__REQUIRED TASK__
The entire listing is to be repeated verbatim.

__Dataset items__

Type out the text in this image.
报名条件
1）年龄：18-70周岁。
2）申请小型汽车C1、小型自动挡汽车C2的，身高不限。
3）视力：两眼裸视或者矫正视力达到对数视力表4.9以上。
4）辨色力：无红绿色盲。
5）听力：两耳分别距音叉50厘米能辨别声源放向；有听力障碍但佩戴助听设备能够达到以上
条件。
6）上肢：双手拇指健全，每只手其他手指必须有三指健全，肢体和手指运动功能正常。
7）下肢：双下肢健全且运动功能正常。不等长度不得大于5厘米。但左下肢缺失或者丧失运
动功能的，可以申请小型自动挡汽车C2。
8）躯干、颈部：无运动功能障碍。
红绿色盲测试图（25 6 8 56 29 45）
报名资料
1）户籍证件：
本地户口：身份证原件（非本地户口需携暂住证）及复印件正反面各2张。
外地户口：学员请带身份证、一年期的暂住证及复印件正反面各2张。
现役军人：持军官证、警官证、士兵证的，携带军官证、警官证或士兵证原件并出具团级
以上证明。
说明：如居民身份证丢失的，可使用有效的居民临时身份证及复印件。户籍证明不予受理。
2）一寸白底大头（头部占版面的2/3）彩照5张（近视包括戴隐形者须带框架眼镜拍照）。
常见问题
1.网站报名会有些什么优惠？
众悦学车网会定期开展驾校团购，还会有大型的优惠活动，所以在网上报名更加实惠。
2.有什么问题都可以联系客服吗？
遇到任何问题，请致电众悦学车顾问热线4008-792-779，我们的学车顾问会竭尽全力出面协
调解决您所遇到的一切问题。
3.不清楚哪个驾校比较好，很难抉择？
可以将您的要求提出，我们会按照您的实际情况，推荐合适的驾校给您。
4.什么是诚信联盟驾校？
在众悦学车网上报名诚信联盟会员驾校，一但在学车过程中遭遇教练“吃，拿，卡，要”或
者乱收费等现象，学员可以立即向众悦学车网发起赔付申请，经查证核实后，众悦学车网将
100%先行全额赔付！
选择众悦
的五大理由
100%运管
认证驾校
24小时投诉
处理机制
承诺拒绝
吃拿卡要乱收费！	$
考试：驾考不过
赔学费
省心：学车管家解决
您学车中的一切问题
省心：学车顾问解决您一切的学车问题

__TASK OUTPUT__
Type out the text in this image.
报名条件
1）年龄：18-70周岁。
2）申请小型汽车C1、小型自动挡汽车C2的，身高不限。
3）视力：两眼裸视或者矫正视力达到对数视力表4.9以上。
4）辨色力：无红绿色盲。
5）听力：两耳分别距音叉50厘米能辨别声源放向；有听力障碍但佩戴助听设备能够达到以上
条件。
6）上肢：双手拇指健全，每只手其他手指必须有三指健全，肢体和手指运动功能正常。
7）下肢：双下肢健全且运动功能正常。不等长度不得大于5厘米。但左下肢缺失或者丧失运
动功能的，可以申请小型自动挡汽车C2。
8）躯干、颈部：无运动功能障碍。
红绿色盲测试图（25 6 8 56 29 45）
报名资料
1）户籍证件：
本地户口：身份证原件（非本地户口需携暂住证）及复印件正反面各2张。
外地户口：学员请带身份证、一年期的暂住证及复印件正反面各2张。
现役军人：持军官证、警官证、士兵证的，携带军官证、警官证或士兵证原件并出具团级
以上证明。
说明：如居民身份证丢失的，可使用有效的居民临时身份证及复印件。户籍证明不予受理。
2）一寸白底大头（头部占版面的2/3）彩照5张（近视包括戴隐形者须带框架眼镜拍照）。
常见问题
1.网站报名会有些什么优惠？
众悦学车网会定期开展驾校团购，还会有大型的优惠活动，所以在网上报名更加实惠。
2.有什么问题都可以联系客服吗？
遇到任何问题，请致电众悦学车顾问热线4008-792-779，我们的学车顾问会竭尽全力出面协
调解决您所遇到的一切问题。
3.不清楚哪个驾校比较好，很难抉择？
可以将您的要求提出，我们会按照您的实际情况，推荐合适的驾校给您。
4.什么是诚信联盟驾校？
在众悦学车网上报名诚信联盟会员驾校，一但在学车过程中遭遇教练“吃，拿，卡，要”或
者乱收费等现象，学员可以立即向众悦学车网发起赔付申请，经查证核实后，众悦学车网将
100%先行全额赔付！
选择众悦
的五大理由
100%运管
认证驾校
24小时投诉
处理机制
承诺拒绝
吃拿卡要乱收费！	$
考试：驾考不过
赔学费
省心：学车管家解决
您学车中的一切问题
省心：学车顾问解决您一切的学车问题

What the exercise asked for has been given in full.